# Written request:
Can you write out the snooker comments between "But,5 to 10" and "Anonymous said...", inclusive, but swap "competitive" for "closely fought"?

But,5 to 10 years consistent winning like Davis & Hendry -
It will probably never occur again.

O'Sullivan,John Higgins & Mark Williams all stopped each other doing so & the likes of Robertson,
Ding,Murphy,Selby - you could not seperate them with a cigarette paper - It's SOOOO competitive -
just the way it should be !

Anonymous said...

I agree it's not about pure talent but mental attitude

This was certainly key to Hendry's success and all the talk of 'weak eras' is nonsense: he was the best of his time by a huge distance because he played to a consistently higher standard than everyone else and was able to withstand the pressure better than everyone else

Sportsmen like that are rare and would have thrived in any era

Monique said...

Hendry did win only 2 majors after the 1995/96 season: the 1996 UK and the 1999 WC, 2 of the 18 he won in total. At the start of that 1996/97 season ROS was only 20, Higgins and Williams 21 and yet it marked the end of Hendry's dominance: he still won titles, yes, but he had to share them with the three others, not mentioning the Ebdon (entered the game in 91), Doherty (entered the game in 90). He was only 27 so it's not that he was in decline. And yes, he was still N°1 in 1998 with the 2 years ranking system.
There were grinders around in 1990, sure, but you can't do much as a grinder when your opponent is in and clears the table. That was the style Hendry imposed at the time, his style. And he was taken as a model by the youngsters who came after him, the Ros, Higgins, Williams and today's players. But if you look at his carreer you can't deny that when this new brand of players came to age, 4 years after the game was opened, Hendry couldn't dominate anymore and the old guard who was still there in early 90th had plumetted out of the tops.
This is neither a go at Hendry, nor an attempt to deny him his status of best player of all times; he is, his tally proves it. Whoever he was facing he still had to win those tournaments, one after the other, year after year. And he did. But he didn't have the opposition he faced later in the 1996-205 decade, he didn't have the opposition players face today and that's why he could dominate to the extend he did.

Element box annotations
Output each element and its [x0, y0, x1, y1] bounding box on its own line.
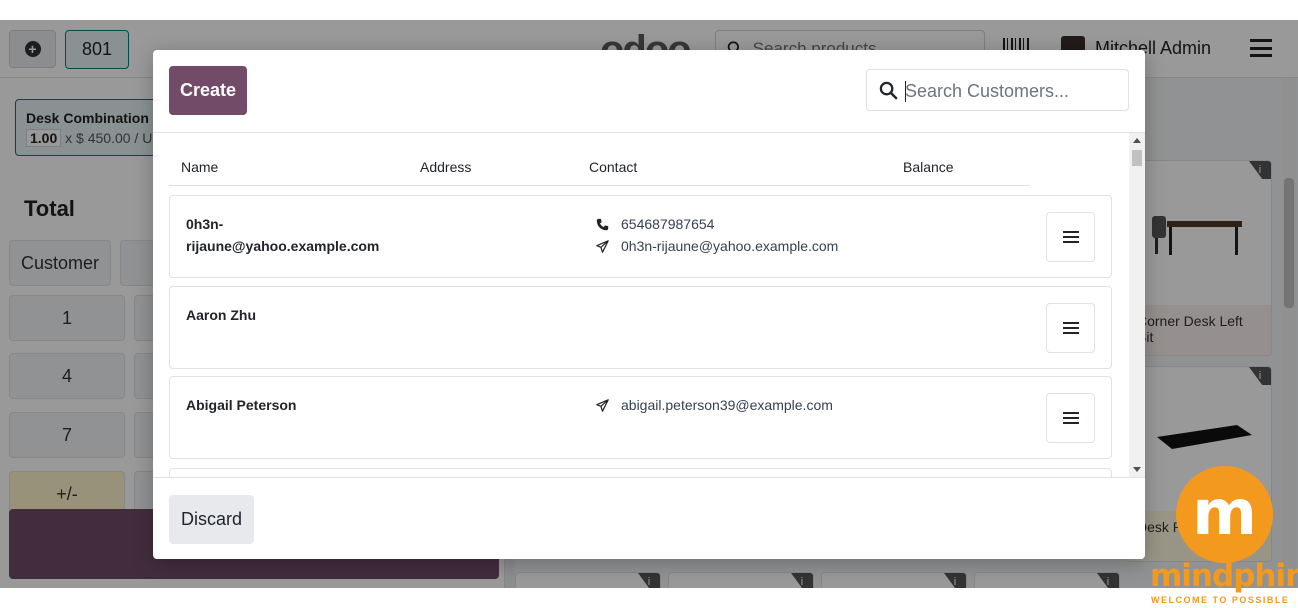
customer-email: 0h3n-rijaune@yahoo.example.com	[621, 238, 839, 254]
customer-list: Name Address Contact Balance 0h3n-rijaun…	[153, 133, 1145, 477]
customer-phone: 654687987654	[621, 216, 715, 232]
list-header: Name Address Contact Balance	[169, 133, 1030, 186]
customer-contact: abigail.peterson39@example.com	[596, 394, 833, 416]
customer-search-input[interactable]	[905, 76, 1120, 106]
scrollbar-thumb[interactable]	[1132, 150, 1142, 166]
customer-list-scrollbar[interactable]	[1129, 133, 1145, 477]
watermark-brand: mindphin	[1150, 558, 1298, 594]
customer-name: 0h3n-rijaune@yahoo.example.com	[186, 216, 380, 254]
column-address: Address	[420, 159, 472, 175]
search-icon	[879, 81, 898, 100]
customer-row[interactable]: Aaron Zhu	[169, 286, 1112, 369]
customer-row[interactable]: 0h3n-rijaune@yahoo.example.com 654687987…	[169, 195, 1112, 278]
customer-name: Aaron Zhu	[186, 307, 256, 323]
customer-name: Abigail Peterson	[186, 397, 297, 413]
mindphin-logo-icon: m	[1192, 476, 1257, 549]
scroll-up-arrow-icon[interactable]	[1133, 138, 1141, 143]
customer-list-dialog: Create Name Address Contact Balance 0h3n…	[153, 50, 1145, 559]
mindphin-watermark: m mindphin WELCOME TO POSSIBLE	[1150, 466, 1298, 608]
text-cursor	[905, 81, 906, 102]
phone-icon	[596, 218, 609, 230]
paper-plane-icon	[596, 398, 609, 412]
customer-menu-button[interactable]	[1046, 393, 1095, 443]
column-name: Name	[181, 159, 219, 175]
scroll-down-arrow-icon[interactable]	[1133, 467, 1141, 472]
customer-email: abigail.peterson39@example.com	[621, 397, 833, 413]
customer-row[interactable]: Abigail Peterson abigail.peterson39@exam…	[169, 376, 1112, 459]
paper-plane-icon	[596, 239, 609, 253]
column-contact: Contact	[589, 159, 638, 175]
customer-search-box[interactable]	[866, 69, 1129, 111]
dialog-header: Create	[153, 50, 1145, 133]
bars-icon	[1062, 231, 1079, 243]
customer-menu-button[interactable]	[1046, 212, 1095, 262]
dialog-footer: Discard	[153, 477, 1145, 559]
create-customer-button[interactable]: Create	[169, 66, 247, 115]
customer-row[interactable]	[169, 468, 1112, 477]
customer-menu-button[interactable]	[1046, 303, 1095, 353]
watermark-tagline: WELCOME TO POSSIBLE	[1151, 595, 1290, 605]
bars-icon	[1062, 412, 1079, 424]
discard-button[interactable]: Discard	[169, 495, 254, 544]
customer-contact: 654687987654 0h3n-rijaune@yahoo.example.…	[596, 213, 838, 257]
bars-icon	[1062, 322, 1079, 334]
column-balance: Balance	[903, 159, 954, 175]
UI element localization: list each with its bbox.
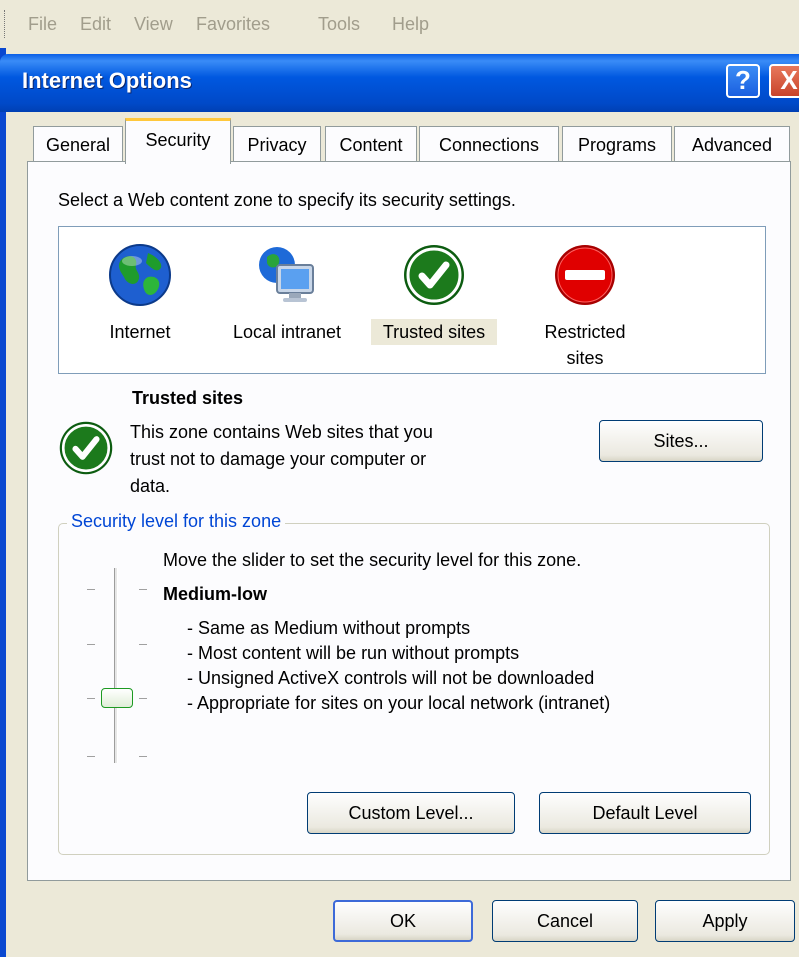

# Result for this task:
But,5 to 10 years consistent winning like Davis & Hendry -
It will probably never occur again.

O'Sullivan,John Higgins & Mark Williams all stopped each other doing so & the likes of Robertson,
Ding,Murphy,Selby - you could not seperate them with a cigarette paper - It's SOOOO closely fought -
just the way it should be !

Anonymous said...